■ **Aim**:
Check every line of the data below for the string "NaTaO", and copy the ones that hold it.

■ **Extracted material**:
━━━━
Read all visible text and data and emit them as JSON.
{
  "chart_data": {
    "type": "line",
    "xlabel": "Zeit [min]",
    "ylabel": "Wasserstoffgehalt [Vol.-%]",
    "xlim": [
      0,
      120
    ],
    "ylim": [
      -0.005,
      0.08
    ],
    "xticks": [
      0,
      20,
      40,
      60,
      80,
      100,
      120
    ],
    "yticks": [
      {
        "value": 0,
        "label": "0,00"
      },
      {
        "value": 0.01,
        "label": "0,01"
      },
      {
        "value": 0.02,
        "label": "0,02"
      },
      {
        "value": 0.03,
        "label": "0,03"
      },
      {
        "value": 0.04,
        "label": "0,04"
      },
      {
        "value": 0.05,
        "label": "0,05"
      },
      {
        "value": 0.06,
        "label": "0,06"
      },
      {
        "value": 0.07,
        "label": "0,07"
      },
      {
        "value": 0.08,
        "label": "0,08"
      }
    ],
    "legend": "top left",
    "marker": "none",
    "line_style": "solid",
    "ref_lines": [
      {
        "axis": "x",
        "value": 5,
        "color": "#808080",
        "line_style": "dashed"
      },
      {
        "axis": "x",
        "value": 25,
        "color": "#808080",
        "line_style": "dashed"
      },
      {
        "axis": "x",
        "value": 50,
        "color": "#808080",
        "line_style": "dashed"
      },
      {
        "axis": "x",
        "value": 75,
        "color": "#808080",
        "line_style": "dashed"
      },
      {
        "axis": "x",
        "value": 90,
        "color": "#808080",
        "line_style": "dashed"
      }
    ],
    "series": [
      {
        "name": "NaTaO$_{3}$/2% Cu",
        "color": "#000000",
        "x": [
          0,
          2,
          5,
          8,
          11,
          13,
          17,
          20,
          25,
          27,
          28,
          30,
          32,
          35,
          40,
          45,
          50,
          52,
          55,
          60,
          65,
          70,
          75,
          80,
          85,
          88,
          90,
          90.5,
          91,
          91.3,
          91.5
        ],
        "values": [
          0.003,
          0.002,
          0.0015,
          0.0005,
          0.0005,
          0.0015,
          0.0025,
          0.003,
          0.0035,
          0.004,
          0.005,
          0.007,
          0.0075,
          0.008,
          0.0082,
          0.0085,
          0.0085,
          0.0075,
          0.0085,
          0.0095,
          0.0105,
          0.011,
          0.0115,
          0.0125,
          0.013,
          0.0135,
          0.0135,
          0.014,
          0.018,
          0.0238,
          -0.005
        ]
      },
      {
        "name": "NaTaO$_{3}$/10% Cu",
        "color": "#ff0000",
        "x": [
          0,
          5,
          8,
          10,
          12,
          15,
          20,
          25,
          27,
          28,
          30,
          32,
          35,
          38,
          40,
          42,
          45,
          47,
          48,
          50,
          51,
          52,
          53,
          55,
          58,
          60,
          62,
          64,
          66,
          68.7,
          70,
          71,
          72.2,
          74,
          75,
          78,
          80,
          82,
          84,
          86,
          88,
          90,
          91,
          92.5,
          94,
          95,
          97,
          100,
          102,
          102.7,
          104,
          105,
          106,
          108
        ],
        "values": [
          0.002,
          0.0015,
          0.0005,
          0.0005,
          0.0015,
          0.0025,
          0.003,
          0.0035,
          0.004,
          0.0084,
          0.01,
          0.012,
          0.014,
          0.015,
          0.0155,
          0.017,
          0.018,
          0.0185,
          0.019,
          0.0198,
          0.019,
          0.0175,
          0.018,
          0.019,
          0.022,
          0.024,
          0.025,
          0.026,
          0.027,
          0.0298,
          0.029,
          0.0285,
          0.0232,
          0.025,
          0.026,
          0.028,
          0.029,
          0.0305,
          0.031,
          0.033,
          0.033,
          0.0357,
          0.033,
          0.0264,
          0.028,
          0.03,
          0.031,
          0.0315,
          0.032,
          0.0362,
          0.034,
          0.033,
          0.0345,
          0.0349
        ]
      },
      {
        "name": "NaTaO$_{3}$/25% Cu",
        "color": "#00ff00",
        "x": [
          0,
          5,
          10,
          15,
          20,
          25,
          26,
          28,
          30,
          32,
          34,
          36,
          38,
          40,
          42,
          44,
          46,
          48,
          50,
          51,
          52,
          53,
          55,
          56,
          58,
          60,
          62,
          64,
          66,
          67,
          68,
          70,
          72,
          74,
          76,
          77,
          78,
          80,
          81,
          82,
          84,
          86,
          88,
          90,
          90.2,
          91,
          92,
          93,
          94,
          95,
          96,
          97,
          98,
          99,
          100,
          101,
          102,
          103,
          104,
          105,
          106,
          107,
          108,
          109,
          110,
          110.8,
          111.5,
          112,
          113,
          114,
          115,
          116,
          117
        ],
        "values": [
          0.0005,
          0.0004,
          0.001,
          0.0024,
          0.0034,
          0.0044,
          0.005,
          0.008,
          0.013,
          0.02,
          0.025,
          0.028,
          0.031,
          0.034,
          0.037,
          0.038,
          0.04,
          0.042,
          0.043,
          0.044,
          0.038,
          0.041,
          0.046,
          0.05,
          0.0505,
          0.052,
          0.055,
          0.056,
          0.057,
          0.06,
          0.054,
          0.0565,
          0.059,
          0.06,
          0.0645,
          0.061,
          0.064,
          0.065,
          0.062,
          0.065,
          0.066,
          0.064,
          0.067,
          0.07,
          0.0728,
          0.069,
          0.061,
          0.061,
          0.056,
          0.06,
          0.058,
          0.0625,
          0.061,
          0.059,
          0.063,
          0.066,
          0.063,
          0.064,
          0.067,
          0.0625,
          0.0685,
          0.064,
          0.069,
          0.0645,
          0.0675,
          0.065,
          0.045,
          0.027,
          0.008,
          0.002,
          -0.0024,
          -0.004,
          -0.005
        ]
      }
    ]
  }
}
━━━━
■ **The result**:
        "name": "NaTaO$_{3}$/2% Cu",
        "name": "NaTaO$_{3}$/10% Cu",
        "name": "NaTaO$_{3}$/25% Cu",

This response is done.